--- START ---
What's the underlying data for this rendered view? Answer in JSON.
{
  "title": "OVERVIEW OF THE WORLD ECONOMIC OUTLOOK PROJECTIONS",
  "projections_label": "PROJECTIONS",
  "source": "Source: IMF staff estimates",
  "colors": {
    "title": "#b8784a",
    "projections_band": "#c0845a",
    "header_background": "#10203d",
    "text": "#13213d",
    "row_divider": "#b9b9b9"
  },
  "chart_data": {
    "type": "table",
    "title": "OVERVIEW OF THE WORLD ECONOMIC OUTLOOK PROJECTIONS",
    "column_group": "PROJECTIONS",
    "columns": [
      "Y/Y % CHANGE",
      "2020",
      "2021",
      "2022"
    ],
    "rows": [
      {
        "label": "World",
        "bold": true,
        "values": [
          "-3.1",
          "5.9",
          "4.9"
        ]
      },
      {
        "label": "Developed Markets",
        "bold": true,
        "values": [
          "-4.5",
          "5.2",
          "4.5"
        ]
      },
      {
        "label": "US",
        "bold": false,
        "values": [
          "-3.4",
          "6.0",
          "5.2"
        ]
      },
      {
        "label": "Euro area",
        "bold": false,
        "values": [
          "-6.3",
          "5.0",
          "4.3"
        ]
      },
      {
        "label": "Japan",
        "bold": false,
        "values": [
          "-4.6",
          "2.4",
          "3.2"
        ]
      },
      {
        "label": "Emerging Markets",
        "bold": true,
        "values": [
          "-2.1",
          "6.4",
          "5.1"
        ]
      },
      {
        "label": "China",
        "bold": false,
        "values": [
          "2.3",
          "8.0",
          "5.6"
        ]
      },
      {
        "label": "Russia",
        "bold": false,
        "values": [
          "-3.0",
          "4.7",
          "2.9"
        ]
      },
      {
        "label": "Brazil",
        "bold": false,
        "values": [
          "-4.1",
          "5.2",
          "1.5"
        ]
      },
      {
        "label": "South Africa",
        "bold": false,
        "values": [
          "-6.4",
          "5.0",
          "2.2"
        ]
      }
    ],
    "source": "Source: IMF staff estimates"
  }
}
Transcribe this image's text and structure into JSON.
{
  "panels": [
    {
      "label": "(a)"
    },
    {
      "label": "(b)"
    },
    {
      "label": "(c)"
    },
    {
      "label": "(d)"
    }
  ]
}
--- END ---
* [What is asked] Count every line in the preceding entries where the string "OUTLOOK" appears, then state only the total.

* [Completed exercise] 2